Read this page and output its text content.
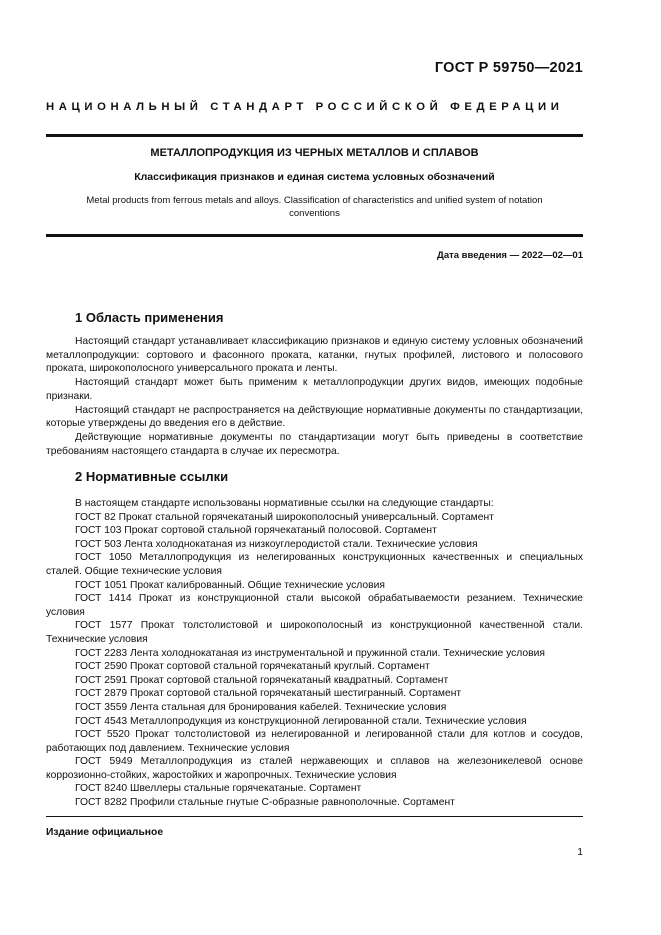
ГОСТ Р 59750—2021
НАЦИОНАЛЬНЫЙ СТАНДАРТ РОССИЙСКОЙ ФЕДЕРАЦИИ
МЕТАЛЛОПРОДУКЦИЯ ИЗ ЧЕРНЫХ МЕТАЛЛОВ И СПЛАВОВ
Классификация признаков и единая система условных обозначений
Metal products from ferrous metals and alloys. Classification of characteristics and unified system of notation conventions
Дата введения — 2022—02—01
1 Область применения

Настоящий стандарт устанавливает классификацию признаков и единую систему условных обозначений металлопродукции: сортового и фасонного проката, катанки, гнутых профилей, листового и полосового проката, широкополосного универсального проката и ленты.

Настоящий стандарт может быть применим к металлопродукции других видов, имеющих подобные признаки.

Настоящий стандарт не распространяется на действующие нормативные документы по стандартизации, которые утверждены до введения его в действие.

Действующие нормативные документы по стандартизации могут быть приведены в соответствие требованиям настоящего стандарта в случае их пересмотра.

2 Нормативные ссылки

В настоящем стандарте использованы нормативные ссылки на следующие стандарты:

ГОСТ 82 Прокат стальной горячекатаный широкополосный универсальный. Сортамент

ГОСТ 103 Прокат сортовой стальной горячекатаный полосовой. Сортамент

ГОСТ 503 Лента холоднокатаная из низкоуглеродистой стали. Технические условия

ГОСТ 1050 Металлопродукция из нелегированных конструкционных качественных и специальных сталей. Общие технические условия

ГОСТ 1051 Прокат калиброванный. Общие технические условия

ГОСТ 1414 Прокат из конструкционной стали высокой обрабатываемости резанием. Технические условия

ГОСТ 1577 Прокат толстолистовой и широкополосный из конструкционной качественной стали. Технические условия

ГОСТ 2283 Лента холоднокатаная из инструментальной и пружинной стали. Технические условия

ГОСТ 2590 Прокат сортовой стальной горячекатаный круглый. Сортамент

ГОСТ 2591 Прокат сортовой стальной горячекатаный квадратный. Сортамент

ГОСТ 2879 Прокат сортовой стальной горячекатаный шестигранный. Сортамент

ГОСТ 3559 Лента стальная для бронирования кабелей. Технические условия

ГОСТ 4543 Металлопродукция из конструкционной легированной стали. Технические условия

ГОСТ 5520 Прокат толстолистовой из нелегированной и легированной стали для котлов и сосудов, работающих под давлением. Технические условия

ГОСТ 5949 Металлопродукция из сталей нержавеющих и сплавов на железоникелевой основе коррозионно-стойких, жаростойких и жаропрочных. Технические условия

ГОСТ 8240 Швеллеры стальные горячекатаные. Сортамент

ГОСТ 8282 Профили стальные гнутые С-образные равнополочные. Сортамент

Издание официальное
1
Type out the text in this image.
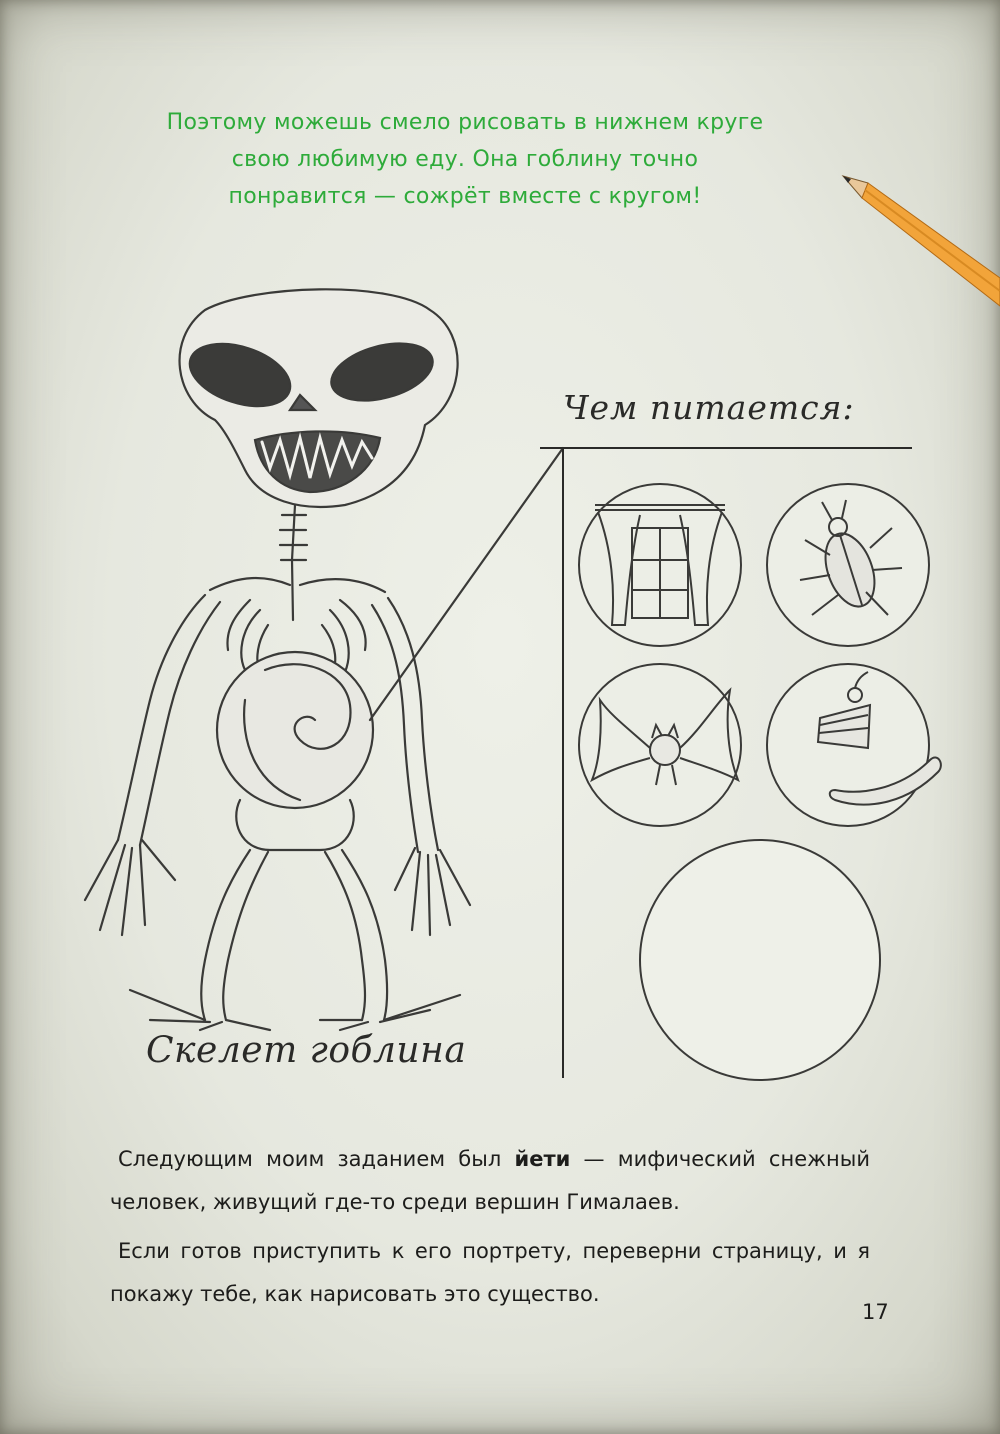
Поэтому можешь смело рисовать в нижнем круге
свою любимую еду. Она гоблину точно
понравится — сожрёт вместе с кругом!
Чем питается:
Скелет гоблина

Следующим моим заданием был йети — мифический снежный человек, живущий где-то среди вершин Гималаев.

Если готов приступить к его портрету, переверни страницу, и я покажу тебе, как нарисовать это существо.

17
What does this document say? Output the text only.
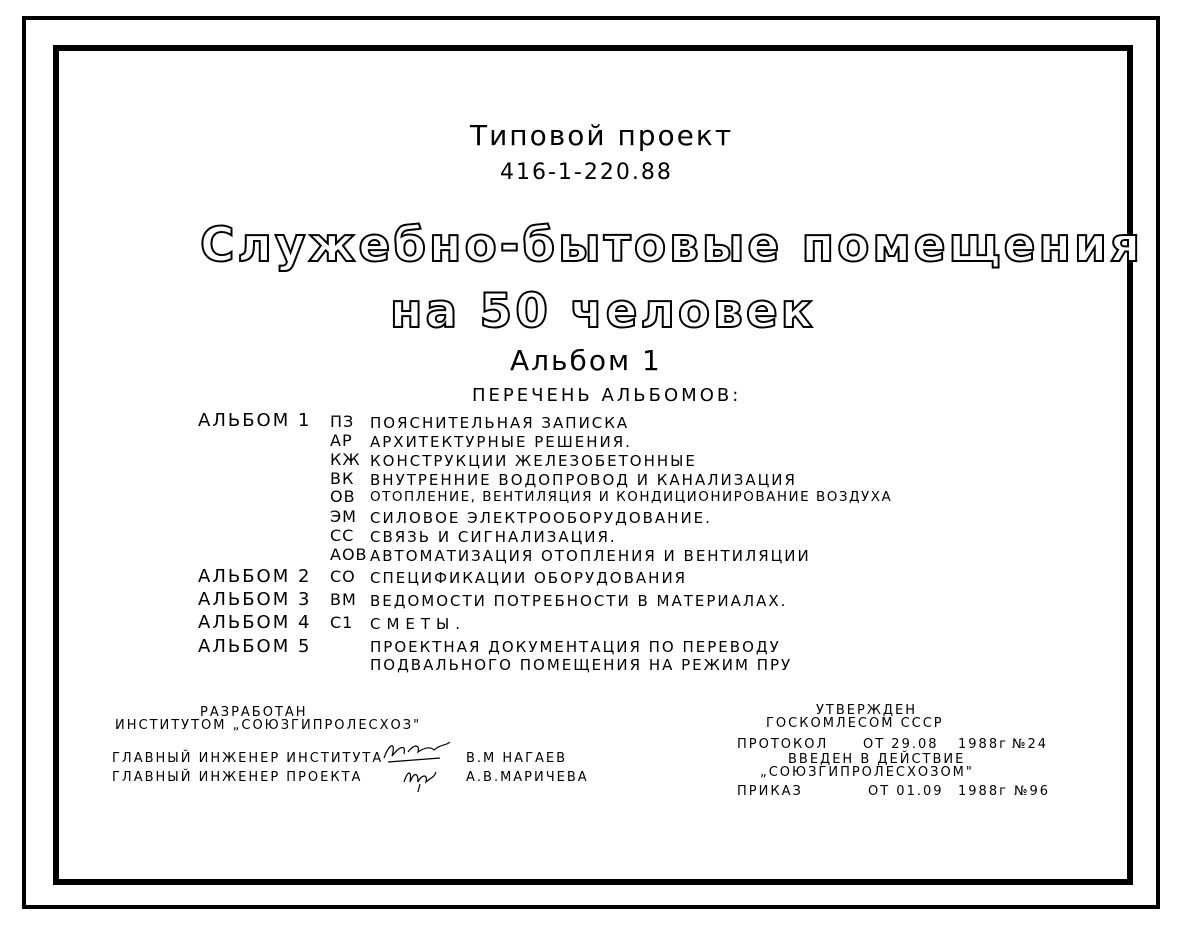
Типовой проект
416-1-220.88
Служебно-бытовые помещения
на 50 человек
Альбом 1
ПЕРЕЧЕНЬ АЛЬБОМОВ:
АЛЬБОМ 1 ПЗ ПОЯСНИТЕЛЬНАЯ ЗАПИСКА
АР АРХИТЕКТУРНЫЕ РЕШЕНИЯ.
КЖ КОНСТРУКЦИИ ЖЕЛЕЗОБЕТОННЫЕ
ВК ВНУТРЕННИЕ ВОДОПРОВОД И КАНАЛИЗАЦИЯ
ОВ ОТОПЛЕНИЕ, ВЕНТИЛЯЦИЯ И КОНДИЦИОНИРОВАНИЕ ВОЗДУХА
ЭМ СИЛОВОЕ ЭЛЕКТРООБОРУДОВАНИЕ.
СС СВЯЗЬ И СИГНАЛИЗАЦИЯ.
АОВ АВТОМАТИЗАЦИЯ ОТОПЛЕНИЯ И ВЕНТИЛЯЦИИ
АЛЬБОМ 2 СО СПЕЦИФИКАЦИИ ОБОРУДОВАНИЯ
АЛЬБОМ 3 ВМ ВЕДОМОСТИ ПОТРЕБНОСТИ В МАТЕРИАЛАХ.
АЛЬБОМ 4 С1 СМЕТЫ.
АЛЬБОМ 5	ПРОЕКТНАЯ ДОКУМЕНТАЦИЯ ПО ПЕРЕВОДУ
ПОДВАЛЬНОГО ПОМЕЩЕНИЯ НА РЕЖИМ ПРУ
РАЗРАБОТАН
ИНСТИТУТОМ „СОЮЗГИПРОЛЕСХОЗ"
ГЛАВНЫЙ ИНЖЕНЕР ИНСТИТУТА	В.М НАГАЕВ
ГЛАВНЫЙ ИНЖЕНЕР ПРОЕКТА	А.В.МАРИЧЕВА
УТВЕРЖДЕН
ГОСКОМЛЕСОМ СССР
ПРОТОКОЛ	ОТ 29.08 1988г №24
ВВЕДЕН В ДЕЙСТВИЕ
„СОЮЗГИПРОЛЕСХОЗОМ"
ПРИКАЗ	ОТ 01.09 1988г №96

⁂

> Required work
Repeat all the records above exactly, leaving out any pictures.

> Correct answer
Read this page and output its text content.
ГОСТ Р 59750—2021
НАЦИОНАЛЬНЫЙ СТАНДАРТ РОССИЙСКОЙ ФЕДЕРАЦИИ
МЕТАЛЛОПРОДУКЦИЯ ИЗ ЧЕРНЫХ МЕТАЛЛОВ И СПЛАВОВ
Классификация признаков и единая система условных обозначений
Metal products from ferrous metals and alloys. Classification of characteristics and unified system of notation conventions
Дата введения — 2022—02—01
1 Область применения

Настоящий стандарт устанавливает классификацию признаков и единую систему условных обозначений металлопродукции: сортового и фасонного проката, катанки, гнутых профилей, листового и полосового проката, широкополосного универсального проката и ленты.

Настоящий стандарт может быть применим к металлопродукции других видов, имеющих подобные признаки.

Настоящий стандарт не распространяется на действующие нормативные документы по стандартизации, которые утверждены до введения его в действие.

Действующие нормативные документы по стандартизации могут быть приведены в соответствие требованиям настоящего стандарта в случае их пересмотра.

2 Нормативные ссылки

В настоящем стандарте использованы нормативные ссылки на следующие стандарты:

ГОСТ 82 Прокат стальной горячекатаный широкополосный универсальный. Сортамент

ГОСТ 103 Прокат сортовой стальной горячекатаный полосовой. Сортамент

ГОСТ 503 Лента холоднокатаная из низкоуглеродистой стали. Технические условия

ГОСТ 1050 Металлопродукция из нелегированных конструкционных качественных и специальных сталей. Общие технические условия

ГОСТ 1051 Прокат калиброванный. Общие технические условия

ГОСТ 1414 Прокат из конструкционной стали высокой обрабатываемости резанием. Технические условия

ГОСТ 1577 Прокат толстолистовой и широкополосный из конструкционной качественной стали. Технические условия

ГОСТ 2283 Лента холоднокатаная из инструментальной и пружинной стали. Технические условия

ГОСТ 2590 Прокат сортовой стальной горячекатаный круглый. Сортамент

ГОСТ 2591 Прокат сортовой стальной горячекатаный квадратный. Сортамент

ГОСТ 2879 Прокат сортовой стальной горячекатаный шестигранный. Сортамент

ГОСТ 3559 Лента стальная для бронирования кабелей. Технические условия

ГОСТ 4543 Металлопродукция из конструкционной легированной стали. Технические условия

ГОСТ 5520 Прокат толстолистовой из нелегированной и легированной стали для котлов и сосудов, работающих под давлением. Технические условия

ГОСТ 5949 Металлопродукция из сталей нержавеющих и сплавов на железоникелевой основе коррозионно-стойких, жаростойких и жаропрочных. Технические условия

ГОСТ 8240 Швеллеры стальные горячекатаные. Сортамент

ГОСТ 8282 Профили стальные гнутые С-образные равнополочные. Сортамент

Издание официальное
1
Type out the text in this image.
Поэтому можешь смело рисовать в нижнем круге
свою любимую еду. Она гоблину точно
понравится — сожрёт вместе с кругом!
Чем питается:
Скелет гоблина

Следующим моим заданием был йети — мифический снежный человек, живущий где-то среди вершин Гималаев.

Если готов приступить к его портрету, переверни страницу, и я покажу тебе, как нарисовать это существо.

17
What does this document say? Output the text only.
Типовой проект
416-1-220.88
Служебно-бытовые помещения
на 50 человек
Альбом 1
ПЕРЕЧЕНЬ АЛЬБОМОВ:
АЛЬБОМ 1 ПЗ ПОЯСНИТЕЛЬНАЯ ЗАПИСКА
АР АРХИТЕКТУРНЫЕ РЕШЕНИЯ.
КЖ КОНСТРУКЦИИ ЖЕЛЕЗОБЕТОННЫЕ
ВК ВНУТРЕННИЕ ВОДОПРОВОД И КАНАЛИЗАЦИЯ
ОВ ОТОПЛЕНИЕ, ВЕНТИЛЯЦИЯ И КОНДИЦИОНИРОВАНИЕ ВОЗДУХА
ЭМ СИЛОВОЕ ЭЛЕКТРООБОРУДОВАНИЕ.
СС СВЯЗЬ И СИГНАЛИЗАЦИЯ.
АОВ АВТОМАТИЗАЦИЯ ОТОПЛЕНИЯ И ВЕНТИЛЯЦИИ
АЛЬБОМ 2 СО СПЕЦИФИКАЦИИ ОБОРУДОВАНИЯ
АЛЬБОМ 3 ВМ ВЕДОМОСТИ ПОТРЕБНОСТИ В МАТЕРИАЛАХ.
АЛЬБОМ 4 С1 СМЕТЫ.
АЛЬБОМ 5	ПРОЕКТНАЯ ДОКУМЕНТАЦИЯ ПО ПЕРЕВОДУ
ПОДВАЛЬНОГО ПОМЕЩЕНИЯ НА РЕЖИМ ПРУ
РАЗРАБОТАН
ИНСТИТУТОМ „СОЮЗГИПРОЛЕСХОЗ"
ГЛАВНЫЙ ИНЖЕНЕР ИНСТИТУТА	В.М НАГАЕВ
ГЛАВНЫЙ ИНЖЕНЕР ПРОЕКТА	А.В.МАРИЧЕВА
УТВЕРЖДЕН
ГОСКОМЛЕСОМ СССР
ПРОТОКОЛ	ОТ 29.08 1988г №24
ВВЕДЕН В ДЕЙСТВИЕ
„СОЮЗГИПРОЛЕСХОЗОМ"
ПРИКАЗ	ОТ 01.09 1988г №96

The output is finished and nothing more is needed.